● EXERCISE OBJECTIVE: Read through the entries below and return each line with the word "date".

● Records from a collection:
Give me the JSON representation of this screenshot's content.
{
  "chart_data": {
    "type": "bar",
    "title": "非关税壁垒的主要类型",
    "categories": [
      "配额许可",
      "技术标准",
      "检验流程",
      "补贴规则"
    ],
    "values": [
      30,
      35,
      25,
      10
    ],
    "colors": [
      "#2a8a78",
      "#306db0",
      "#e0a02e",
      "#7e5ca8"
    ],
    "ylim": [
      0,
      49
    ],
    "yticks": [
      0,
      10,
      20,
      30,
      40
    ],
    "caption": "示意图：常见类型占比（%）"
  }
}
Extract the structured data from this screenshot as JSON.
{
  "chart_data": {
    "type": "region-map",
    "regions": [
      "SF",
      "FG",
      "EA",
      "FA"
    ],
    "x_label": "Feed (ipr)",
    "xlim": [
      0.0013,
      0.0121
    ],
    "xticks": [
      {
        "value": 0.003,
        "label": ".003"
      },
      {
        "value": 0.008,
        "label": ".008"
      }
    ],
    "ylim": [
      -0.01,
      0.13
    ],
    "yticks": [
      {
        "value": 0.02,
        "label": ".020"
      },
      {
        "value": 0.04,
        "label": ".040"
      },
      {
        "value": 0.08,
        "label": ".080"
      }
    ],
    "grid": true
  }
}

...

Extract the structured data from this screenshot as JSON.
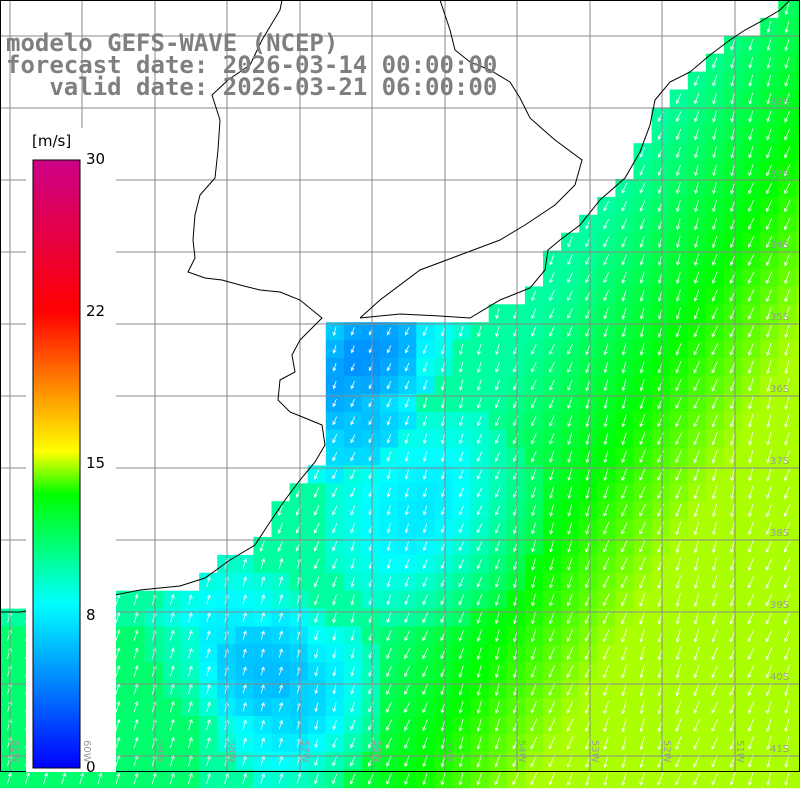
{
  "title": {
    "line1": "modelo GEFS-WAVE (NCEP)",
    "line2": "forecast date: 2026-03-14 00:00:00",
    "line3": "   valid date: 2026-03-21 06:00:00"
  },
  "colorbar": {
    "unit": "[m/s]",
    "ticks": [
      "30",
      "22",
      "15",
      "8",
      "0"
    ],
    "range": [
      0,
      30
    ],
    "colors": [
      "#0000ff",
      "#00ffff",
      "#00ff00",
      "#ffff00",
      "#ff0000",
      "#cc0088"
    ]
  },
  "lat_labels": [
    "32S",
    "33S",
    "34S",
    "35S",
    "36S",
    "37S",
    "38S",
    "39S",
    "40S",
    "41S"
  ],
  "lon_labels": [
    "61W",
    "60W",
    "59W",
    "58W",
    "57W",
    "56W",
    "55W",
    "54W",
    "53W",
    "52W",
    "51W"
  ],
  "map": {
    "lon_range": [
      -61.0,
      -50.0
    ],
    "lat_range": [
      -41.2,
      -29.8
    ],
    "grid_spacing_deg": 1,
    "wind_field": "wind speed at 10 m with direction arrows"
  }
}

● ANSWER TO THE EXERCISE:
    "line2": "forecast date: 2026-03-14 00:00:00",
    "line3": "   valid date: 2026-03-21 06:00:00"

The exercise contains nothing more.